### Estratto del testo
━━━━━━━━

TRAVAGLIO - DI PIETRO - MARTINELLI...

Caro Travaglio, l’Idv non si salva solo con le sentenze


Marco Travaglio, nel suo editoriale di oggi sul Fatto, ci racconta che le pulci fatte all’Italia dei valori nelle ultime settimane da varie testate e redazioni giornalistiche (comprese quelle di Report), siano in realtà minestra riscaldata di vicende già giudicate dalla magistratura. Il servizio di Report, che ho visto anch’io, effettivamente non ne ha fatti di scoop. Ha semplicemente ripercorso la storia economica dell’Italia dei valori e di Antonio Di Pietro, avvalendosi di insinuazioni di personaggi come l’avvocato Di Domenico ed Elio Veltri, le cui cause intentate nei confronti dell’ex pm e del suo partito sono tutte finite in nulla. Travaglio, pur ammettendo gravi leggerezze da parte di Di Pietro nell’imbarcare personaggi discutibili stile Razzi-Scilipoti, propone all’ex pm di nominare un comitato di garanti formati da De Magistris, Li Gotti, Palomba e pochi altri, per valutare singole candidature di facce nuove in vista delle prossime elezioni politiche. Dunque, Travaglio propone in prima pagina una exit strategy all’Idv e alla crisi di Di Pietro, caduto dal piedistallo dell’anticasta dopo quello che è emerso nella vicenda Maruccio in Lazio, dell’ex consigliere Nanni in Emilia (entrambi per la gestione dei fondi destinati al gruppo), e dell’ex assessore ligure Marilyn Fusco (indagata di abuso d’ufficio che secondo me finirà in nulla come per Vendola stamane).
Quello che però, a mio parere, Travaglio non coglie nella crisi irreversibile dell’Idv, è l’aspetto etico e di condotta dei militanti del partito. Soprattutto di certi colonnelli del cerchio magico di Antonio Di Pietro. L’Idv si dissolve nel Movimento 5 stelle perché la differenza più importante che li contraddistingue, sono la rinuncia ai rimborsi elettorali e il drastico abbassamento degli stipendi attuato fin dall’inizio dagli eletti nel movimento del comico. L’Idv si è distinta nei referendum e nel proporre leggi anticasta. Ha persino reso, per mano di Di Pietro al ministro Fornero, l’ultima quota di oltre 4 milioni di euro di rimborsi elettorali. Un gesto apprezzabile, certo, ma purtroppo anche beffardo, perché viene da chiedersi dove siano finiti tutti i milioni incassati in precedenza.

━━━━━━━━

[Elenchi di regioni ed etichette]
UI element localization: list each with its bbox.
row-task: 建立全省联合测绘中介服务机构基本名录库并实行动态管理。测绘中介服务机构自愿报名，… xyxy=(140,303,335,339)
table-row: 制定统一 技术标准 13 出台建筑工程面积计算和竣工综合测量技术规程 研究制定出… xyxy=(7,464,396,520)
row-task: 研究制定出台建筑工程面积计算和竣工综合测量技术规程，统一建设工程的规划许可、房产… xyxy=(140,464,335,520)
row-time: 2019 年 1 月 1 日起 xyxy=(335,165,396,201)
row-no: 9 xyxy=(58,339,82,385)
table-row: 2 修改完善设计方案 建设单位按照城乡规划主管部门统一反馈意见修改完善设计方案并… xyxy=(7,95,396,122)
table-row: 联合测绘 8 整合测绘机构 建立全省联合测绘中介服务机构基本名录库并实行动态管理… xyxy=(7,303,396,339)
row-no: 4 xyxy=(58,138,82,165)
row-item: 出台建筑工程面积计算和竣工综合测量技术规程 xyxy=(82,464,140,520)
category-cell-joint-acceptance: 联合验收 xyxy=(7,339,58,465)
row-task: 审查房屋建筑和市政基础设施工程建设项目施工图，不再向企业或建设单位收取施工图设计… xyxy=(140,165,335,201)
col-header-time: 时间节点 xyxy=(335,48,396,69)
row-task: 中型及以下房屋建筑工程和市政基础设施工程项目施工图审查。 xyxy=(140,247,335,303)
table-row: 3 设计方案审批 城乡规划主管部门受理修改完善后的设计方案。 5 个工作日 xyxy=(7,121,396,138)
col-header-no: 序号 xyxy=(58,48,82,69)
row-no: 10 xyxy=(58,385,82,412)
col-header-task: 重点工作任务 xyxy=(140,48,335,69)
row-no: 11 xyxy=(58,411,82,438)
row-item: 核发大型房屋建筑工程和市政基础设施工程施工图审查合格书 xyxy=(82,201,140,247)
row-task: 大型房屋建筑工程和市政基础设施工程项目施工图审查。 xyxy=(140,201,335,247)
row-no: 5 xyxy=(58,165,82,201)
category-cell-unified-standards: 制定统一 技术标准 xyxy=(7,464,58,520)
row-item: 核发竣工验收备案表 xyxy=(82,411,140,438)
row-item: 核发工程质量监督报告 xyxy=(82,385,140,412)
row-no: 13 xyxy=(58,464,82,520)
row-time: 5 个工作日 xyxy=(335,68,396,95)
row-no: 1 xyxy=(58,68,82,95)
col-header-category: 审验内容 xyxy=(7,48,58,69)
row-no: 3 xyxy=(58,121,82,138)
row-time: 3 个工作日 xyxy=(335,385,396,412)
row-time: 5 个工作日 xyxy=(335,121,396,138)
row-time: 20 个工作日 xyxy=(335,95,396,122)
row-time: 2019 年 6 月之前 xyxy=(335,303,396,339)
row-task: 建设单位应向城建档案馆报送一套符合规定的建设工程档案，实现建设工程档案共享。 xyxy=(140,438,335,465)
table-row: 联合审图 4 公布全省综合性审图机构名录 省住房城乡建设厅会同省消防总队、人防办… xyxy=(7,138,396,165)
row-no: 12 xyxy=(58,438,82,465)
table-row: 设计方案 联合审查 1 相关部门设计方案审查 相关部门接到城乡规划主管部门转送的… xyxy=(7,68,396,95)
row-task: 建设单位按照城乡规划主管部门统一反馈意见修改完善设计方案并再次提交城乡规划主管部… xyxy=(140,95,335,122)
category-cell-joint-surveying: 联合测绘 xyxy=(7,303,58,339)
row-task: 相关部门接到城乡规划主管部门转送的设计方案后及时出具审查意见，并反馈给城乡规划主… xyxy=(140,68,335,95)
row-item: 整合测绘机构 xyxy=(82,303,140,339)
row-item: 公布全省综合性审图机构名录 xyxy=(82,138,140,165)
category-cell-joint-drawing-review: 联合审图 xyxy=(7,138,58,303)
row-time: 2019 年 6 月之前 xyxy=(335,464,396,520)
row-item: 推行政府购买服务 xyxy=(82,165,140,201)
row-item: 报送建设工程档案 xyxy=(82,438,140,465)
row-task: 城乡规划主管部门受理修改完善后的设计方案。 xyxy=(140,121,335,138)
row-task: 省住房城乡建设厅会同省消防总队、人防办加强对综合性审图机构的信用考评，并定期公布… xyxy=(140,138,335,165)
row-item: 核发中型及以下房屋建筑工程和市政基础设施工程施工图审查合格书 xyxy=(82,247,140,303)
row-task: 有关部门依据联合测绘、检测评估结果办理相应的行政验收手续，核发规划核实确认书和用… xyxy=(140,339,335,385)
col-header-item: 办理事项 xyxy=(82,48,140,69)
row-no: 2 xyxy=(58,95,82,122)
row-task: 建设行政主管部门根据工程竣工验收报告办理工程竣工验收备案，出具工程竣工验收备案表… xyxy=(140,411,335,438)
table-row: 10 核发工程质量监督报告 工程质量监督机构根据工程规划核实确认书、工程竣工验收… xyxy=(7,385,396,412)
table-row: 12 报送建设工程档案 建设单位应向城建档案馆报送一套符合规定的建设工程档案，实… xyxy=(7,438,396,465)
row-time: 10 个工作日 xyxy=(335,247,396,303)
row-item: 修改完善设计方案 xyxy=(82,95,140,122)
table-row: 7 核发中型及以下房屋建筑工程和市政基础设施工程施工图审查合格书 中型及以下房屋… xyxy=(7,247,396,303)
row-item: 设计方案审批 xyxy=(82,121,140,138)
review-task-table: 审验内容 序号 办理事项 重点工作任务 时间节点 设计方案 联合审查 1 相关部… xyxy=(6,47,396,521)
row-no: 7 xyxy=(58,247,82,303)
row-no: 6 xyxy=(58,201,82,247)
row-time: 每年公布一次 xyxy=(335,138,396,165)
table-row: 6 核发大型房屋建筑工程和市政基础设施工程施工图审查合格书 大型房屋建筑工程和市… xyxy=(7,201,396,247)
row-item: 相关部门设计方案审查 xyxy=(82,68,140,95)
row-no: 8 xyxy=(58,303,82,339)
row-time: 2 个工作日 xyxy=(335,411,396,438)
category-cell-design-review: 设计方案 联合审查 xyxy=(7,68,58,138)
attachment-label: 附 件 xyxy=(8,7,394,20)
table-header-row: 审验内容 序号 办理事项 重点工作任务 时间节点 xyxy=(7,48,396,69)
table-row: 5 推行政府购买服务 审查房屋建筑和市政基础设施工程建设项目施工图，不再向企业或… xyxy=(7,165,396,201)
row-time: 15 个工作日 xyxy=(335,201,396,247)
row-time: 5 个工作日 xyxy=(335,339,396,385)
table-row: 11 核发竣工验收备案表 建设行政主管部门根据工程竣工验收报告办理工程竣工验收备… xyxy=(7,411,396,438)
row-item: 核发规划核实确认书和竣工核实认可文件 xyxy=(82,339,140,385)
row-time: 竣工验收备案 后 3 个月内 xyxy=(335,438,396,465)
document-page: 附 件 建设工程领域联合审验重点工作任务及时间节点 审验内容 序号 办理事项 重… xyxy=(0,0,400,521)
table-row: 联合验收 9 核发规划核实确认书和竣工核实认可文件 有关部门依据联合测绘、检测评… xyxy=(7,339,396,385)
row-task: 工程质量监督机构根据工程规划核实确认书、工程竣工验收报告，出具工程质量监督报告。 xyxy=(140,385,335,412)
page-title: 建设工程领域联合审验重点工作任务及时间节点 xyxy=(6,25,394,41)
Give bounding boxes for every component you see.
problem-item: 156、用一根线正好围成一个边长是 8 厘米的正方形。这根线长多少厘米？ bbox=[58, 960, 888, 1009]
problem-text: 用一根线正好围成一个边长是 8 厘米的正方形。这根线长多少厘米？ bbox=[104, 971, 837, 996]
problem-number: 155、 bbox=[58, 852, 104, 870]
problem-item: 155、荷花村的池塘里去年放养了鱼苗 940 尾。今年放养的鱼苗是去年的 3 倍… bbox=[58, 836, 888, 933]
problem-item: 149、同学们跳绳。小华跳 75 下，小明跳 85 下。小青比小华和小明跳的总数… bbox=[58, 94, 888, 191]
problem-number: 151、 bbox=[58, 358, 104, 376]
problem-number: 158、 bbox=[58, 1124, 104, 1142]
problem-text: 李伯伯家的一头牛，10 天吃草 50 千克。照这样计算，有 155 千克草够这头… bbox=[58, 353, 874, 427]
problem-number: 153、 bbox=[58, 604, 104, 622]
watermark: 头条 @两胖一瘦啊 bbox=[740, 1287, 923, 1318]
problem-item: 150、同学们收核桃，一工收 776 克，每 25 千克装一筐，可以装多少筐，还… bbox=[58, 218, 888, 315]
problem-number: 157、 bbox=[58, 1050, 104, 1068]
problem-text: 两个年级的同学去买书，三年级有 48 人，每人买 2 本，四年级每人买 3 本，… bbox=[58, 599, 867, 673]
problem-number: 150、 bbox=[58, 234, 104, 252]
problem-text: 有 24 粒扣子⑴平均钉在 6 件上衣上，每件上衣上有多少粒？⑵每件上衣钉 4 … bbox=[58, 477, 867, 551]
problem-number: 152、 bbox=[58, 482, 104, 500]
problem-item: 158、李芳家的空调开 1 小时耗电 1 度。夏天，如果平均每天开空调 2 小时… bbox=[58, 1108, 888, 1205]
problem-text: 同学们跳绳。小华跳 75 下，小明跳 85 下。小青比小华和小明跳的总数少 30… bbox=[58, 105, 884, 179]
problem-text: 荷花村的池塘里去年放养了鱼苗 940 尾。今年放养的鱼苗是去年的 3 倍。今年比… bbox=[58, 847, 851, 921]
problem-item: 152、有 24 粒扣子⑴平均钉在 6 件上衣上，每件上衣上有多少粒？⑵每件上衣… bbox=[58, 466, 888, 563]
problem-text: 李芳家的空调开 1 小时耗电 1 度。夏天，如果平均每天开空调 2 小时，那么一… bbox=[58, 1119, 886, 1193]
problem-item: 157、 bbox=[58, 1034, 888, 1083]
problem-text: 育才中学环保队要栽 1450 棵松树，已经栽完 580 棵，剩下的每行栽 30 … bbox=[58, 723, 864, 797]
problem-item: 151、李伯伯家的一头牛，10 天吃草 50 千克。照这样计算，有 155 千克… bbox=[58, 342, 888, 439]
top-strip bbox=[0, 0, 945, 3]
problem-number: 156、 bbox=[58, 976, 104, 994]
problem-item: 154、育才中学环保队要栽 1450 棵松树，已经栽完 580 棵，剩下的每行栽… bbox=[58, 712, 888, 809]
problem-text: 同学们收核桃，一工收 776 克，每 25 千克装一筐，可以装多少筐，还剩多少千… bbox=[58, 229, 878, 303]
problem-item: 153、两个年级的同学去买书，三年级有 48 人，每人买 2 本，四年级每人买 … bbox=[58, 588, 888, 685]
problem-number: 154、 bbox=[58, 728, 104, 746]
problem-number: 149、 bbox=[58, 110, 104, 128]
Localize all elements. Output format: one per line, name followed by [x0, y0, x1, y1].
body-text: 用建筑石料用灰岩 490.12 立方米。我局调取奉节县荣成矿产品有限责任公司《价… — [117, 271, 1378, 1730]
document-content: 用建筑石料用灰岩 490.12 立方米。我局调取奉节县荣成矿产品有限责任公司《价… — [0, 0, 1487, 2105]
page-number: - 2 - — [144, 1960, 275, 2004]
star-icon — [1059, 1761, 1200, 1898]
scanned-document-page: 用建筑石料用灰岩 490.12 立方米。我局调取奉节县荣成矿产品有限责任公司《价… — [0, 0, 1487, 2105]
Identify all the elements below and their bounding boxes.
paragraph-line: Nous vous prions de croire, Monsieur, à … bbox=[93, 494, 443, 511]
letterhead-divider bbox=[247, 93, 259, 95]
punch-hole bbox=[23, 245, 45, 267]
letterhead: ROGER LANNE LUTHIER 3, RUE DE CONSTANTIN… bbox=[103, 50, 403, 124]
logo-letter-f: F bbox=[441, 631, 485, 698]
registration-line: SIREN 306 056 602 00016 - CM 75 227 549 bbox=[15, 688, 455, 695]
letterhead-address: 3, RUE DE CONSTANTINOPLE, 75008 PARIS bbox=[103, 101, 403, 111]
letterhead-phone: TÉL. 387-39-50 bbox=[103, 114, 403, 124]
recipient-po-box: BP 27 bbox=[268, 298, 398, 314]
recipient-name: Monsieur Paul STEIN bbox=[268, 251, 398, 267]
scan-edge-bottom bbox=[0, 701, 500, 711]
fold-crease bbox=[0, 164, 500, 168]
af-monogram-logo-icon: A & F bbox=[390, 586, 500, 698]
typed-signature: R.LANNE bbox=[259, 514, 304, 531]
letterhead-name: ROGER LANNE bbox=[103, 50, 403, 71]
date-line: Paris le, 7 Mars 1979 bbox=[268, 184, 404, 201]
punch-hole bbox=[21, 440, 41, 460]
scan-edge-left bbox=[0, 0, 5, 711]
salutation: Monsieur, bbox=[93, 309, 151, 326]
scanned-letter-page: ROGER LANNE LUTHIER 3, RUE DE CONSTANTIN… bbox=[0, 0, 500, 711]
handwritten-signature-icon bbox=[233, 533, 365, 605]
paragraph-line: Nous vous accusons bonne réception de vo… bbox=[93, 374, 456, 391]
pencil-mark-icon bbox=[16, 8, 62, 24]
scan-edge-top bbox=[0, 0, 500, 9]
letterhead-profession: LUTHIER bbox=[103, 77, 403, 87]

━━━━━━━━

### Esercizi proposti
A) Secondo l'articolo su Travaglio e l'Idv, quale somma di rimborsi elettorali Di Pietro ha restituito al ministro Fornero?
B) Trascrivi dall'articolo su Travaglio e l'Idv tutto il passo che va da "Quello che però, a" fino a "incassati in precedenza.".

### Risposte complete
A) L'ultima quota di oltre 4 milioni di euro.

B)
Quello che però, a mio parere, Travaglio non coglie nella crisi irreversibile dell’Idv, è l’aspetto etico e di condotta dei militanti del partito. Soprattutto di certi colonnelli del cerchio magico di Antonio Di Pietro. L’Idv si dissolve nel Movimento 5 stelle perché la differenza più importante che li contraddistingue, sono la rinuncia ai rimborsi elettorali e il drastico abbassamento degli stipendi attuato fin dall’inizio dagli eletti nel movimento del comico. L’Idv si è distinta nei referendum e nel proporre leggi anticasta. Ha persino reso, per mano di Di Pietro al ministro Fornero, l’ultima quota di oltre 4 milioni di euro di rimborsi elettorali. Un gesto apprezzabile, certo, ma purtroppo anche beffardo, perché viene da chiedersi dove siano finiti tutti i milioni incassati in precedenza.